> **ENTRIES SHOWN**:
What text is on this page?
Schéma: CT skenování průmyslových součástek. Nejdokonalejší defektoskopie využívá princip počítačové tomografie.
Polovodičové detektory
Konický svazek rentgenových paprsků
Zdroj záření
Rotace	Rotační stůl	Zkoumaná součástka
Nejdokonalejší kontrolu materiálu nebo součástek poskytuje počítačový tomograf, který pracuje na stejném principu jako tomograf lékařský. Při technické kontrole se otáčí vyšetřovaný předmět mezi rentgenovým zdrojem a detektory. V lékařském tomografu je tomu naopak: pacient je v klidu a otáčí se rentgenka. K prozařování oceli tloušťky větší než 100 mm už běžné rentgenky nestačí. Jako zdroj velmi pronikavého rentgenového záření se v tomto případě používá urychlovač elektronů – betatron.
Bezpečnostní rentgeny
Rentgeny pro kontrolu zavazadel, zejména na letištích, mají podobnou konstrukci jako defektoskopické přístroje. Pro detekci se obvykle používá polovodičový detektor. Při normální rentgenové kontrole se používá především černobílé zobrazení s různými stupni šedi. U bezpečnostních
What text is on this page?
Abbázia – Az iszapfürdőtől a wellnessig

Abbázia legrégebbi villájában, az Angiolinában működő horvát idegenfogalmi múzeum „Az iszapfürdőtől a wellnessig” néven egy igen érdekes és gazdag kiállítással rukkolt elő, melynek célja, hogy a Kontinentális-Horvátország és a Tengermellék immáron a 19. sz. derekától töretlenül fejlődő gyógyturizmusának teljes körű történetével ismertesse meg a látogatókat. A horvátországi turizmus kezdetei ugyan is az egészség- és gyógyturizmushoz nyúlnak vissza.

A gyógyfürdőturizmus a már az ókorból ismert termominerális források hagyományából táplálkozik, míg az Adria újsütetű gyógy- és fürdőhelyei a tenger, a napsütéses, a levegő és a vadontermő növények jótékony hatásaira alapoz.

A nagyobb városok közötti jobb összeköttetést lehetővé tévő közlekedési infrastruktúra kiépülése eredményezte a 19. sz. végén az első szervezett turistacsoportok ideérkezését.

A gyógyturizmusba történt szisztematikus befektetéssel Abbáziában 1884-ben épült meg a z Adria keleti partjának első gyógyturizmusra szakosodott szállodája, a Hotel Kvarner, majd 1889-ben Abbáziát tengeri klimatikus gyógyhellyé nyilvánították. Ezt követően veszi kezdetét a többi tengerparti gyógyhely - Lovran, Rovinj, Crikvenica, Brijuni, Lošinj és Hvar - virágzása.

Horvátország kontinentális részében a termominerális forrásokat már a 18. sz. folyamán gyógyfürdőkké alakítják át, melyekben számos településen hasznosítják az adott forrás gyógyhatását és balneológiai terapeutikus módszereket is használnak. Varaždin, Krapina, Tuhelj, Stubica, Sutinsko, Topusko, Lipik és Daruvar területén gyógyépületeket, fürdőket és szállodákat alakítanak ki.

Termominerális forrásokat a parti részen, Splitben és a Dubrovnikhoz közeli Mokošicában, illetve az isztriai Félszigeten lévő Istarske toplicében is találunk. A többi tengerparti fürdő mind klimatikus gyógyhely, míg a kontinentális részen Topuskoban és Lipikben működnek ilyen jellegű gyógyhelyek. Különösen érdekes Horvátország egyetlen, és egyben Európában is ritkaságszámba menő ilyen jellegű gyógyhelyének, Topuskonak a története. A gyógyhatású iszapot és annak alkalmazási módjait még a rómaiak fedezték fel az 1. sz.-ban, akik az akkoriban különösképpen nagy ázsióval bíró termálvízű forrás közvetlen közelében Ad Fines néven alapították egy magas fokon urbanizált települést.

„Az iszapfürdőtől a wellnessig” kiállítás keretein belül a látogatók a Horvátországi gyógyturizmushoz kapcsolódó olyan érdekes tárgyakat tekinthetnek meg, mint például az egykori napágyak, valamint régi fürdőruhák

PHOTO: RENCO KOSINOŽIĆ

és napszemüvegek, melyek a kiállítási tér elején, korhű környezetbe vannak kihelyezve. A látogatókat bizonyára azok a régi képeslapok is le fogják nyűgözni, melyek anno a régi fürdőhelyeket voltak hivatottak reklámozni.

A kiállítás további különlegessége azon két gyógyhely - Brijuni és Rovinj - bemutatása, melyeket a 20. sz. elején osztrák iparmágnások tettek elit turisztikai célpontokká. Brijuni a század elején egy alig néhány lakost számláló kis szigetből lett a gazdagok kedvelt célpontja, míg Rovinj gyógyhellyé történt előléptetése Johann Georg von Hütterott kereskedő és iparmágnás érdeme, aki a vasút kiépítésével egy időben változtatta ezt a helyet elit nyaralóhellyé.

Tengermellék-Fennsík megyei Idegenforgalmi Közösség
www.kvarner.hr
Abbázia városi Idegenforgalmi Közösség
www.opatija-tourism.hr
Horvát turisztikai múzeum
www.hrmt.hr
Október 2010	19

> **STATED TASK**: Copy every line verbatim.

> **ANSWER TO THE PROBLEM**:
What text is on this page?
Schéma: CT skenování průmyslových součástek. Nejdokonalejší defektoskopie využívá princip počítačové tomografie.
Polovodičové detektory
Konický svazek rentgenových paprsků
Zdroj záření
Rotace	Rotační stůl	Zkoumaná součástka
Nejdokonalejší kontrolu materiálu nebo součástek poskytuje počítačový tomograf, který pracuje na stejném principu jako tomograf lékařský. Při technické kontrole se otáčí vyšetřovaný předmět mezi rentgenovým zdrojem a detektory. V lékařském tomografu je tomu naopak: pacient je v klidu a otáčí se rentgenka. K prozařování oceli tloušťky větší než 100 mm už běžné rentgenky nestačí. Jako zdroj velmi pronikavého rentgenového záření se v tomto případě používá urychlovač elektronů – betatron.
Bezpečnostní rentgeny
Rentgeny pro kontrolu zavazadel, zejména na letištích, mají podobnou konstrukci jako defektoskopické přístroje. Pro detekci se obvykle používá polovodičový detektor. Při normální rentgenové kontrole se používá především černobílé zobrazení s různými stupni šedi. U bezpečnostních
What text is on this page?
Abbázia – Az iszapfürdőtől a wellnessig

Abbázia legrégebbi villájában, az Angiolinában működő horvát idegenfogalmi múzeum „Az iszapfürdőtől a wellnessig” néven egy igen érdekes és gazdag kiállítással rukkolt elő, melynek célja, hogy a Kontinentális-Horvátország és a Tengermellék immáron a 19. sz. derekától töretlenül fejlődő gyógyturizmusának teljes körű történetével ismertesse meg a látogatókat. A horvátországi turizmus kezdetei ugyan is az egészség- és gyógyturizmushoz nyúlnak vissza.

A gyógyfürdőturizmus a már az ókorból ismert termominerális források hagyományából táplálkozik, míg az Adria újsütetű gyógy- és fürdőhelyei a tenger, a napsütéses, a levegő és a vadontermő növények jótékony hatásaira alapoz.

A nagyobb városok közötti jobb összeköttetést lehetővé tévő közlekedési infrastruktúra kiépülése eredményezte a 19. sz. végén az első szervezett turistacsoportok ideérkezését.

A gyógyturizmusba történt szisztematikus befektetéssel Abbáziában 1884-ben épült meg a z Adria keleti partjának első gyógyturizmusra szakosodott szállodája, a Hotel Kvarner, majd 1889-ben Abbáziát tengeri klimatikus gyógyhellyé nyilvánították. Ezt követően veszi kezdetét a többi tengerparti gyógyhely - Lovran, Rovinj, Crikvenica, Brijuni, Lošinj és Hvar - virágzása.

Horvátország kontinentális részében a termominerális forrásokat már a 18. sz. folyamán gyógyfürdőkké alakítják át, melyekben számos településen hasznosítják az adott forrás gyógyhatását és balneológiai terapeutikus módszereket is használnak. Varaždin, Krapina, Tuhelj, Stubica, Sutinsko, Topusko, Lipik és Daruvar területén gyógyépületeket, fürdőket és szállodákat alakítanak ki.

Termominerális forrásokat a parti részen, Splitben és a Dubrovnikhoz közeli Mokošicában, illetve az isztriai Félszigeten lévő Istarske toplicében is találunk. A többi tengerparti fürdő mind klimatikus gyógyhely, míg a kontinentális részen Topuskoban és Lipikben működnek ilyen jellegű gyógyhelyek. Különösen érdekes Horvátország egyetlen, és egyben Európában is ritkaságszámba menő ilyen jellegű gyógyhelyének, Topuskonak a története. A gyógyhatású iszapot és annak alkalmazási módjait még a rómaiak fedezték fel az 1. sz.-ban, akik az akkoriban különösképpen nagy ázsióval bíró termálvízű forrás közvetlen közelében Ad Fines néven alapították egy magas fokon urbanizált települést.

„Az iszapfürdőtől a wellnessig” kiállítás keretein belül a látogatók a Horvátországi gyógyturizmushoz kapcsolódó olyan érdekes tárgyakat tekinthetnek meg, mint például az egykori napágyak, valamint régi fürdőruhák

PHOTO: RENCO KOSINOŽIĆ

és napszemüvegek, melyek a kiállítási tér elején, korhű környezetbe vannak kihelyezve. A látogatókat bizonyára azok a régi képeslapok is le fogják nyűgözni, melyek anno a régi fürdőhelyeket voltak hivatottak reklámozni.

A kiállítás további különlegessége azon két gyógyhely - Brijuni és Rovinj - bemutatása, melyeket a 20. sz. elején osztrák iparmágnások tettek elit turisztikai célpontokká. Brijuni a század elején egy alig néhány lakost számláló kis szigetből lett a gazdagok kedvelt célpontja, míg Rovinj gyógyhellyé történt előléptetése Johann Georg von Hütterott kereskedő és iparmágnás érdeme, aki a vasút kiépítésével egy időben változtatta ezt a helyet elit nyaralóhellyé.

Tengermellék-Fennsík megyei Idegenforgalmi Közösség
www.kvarner.hr
Abbázia városi Idegenforgalmi Közösség
www.opatija-tourism.hr
Horvát turisztikai múzeum
www.hrmt.hr
Október 2010	19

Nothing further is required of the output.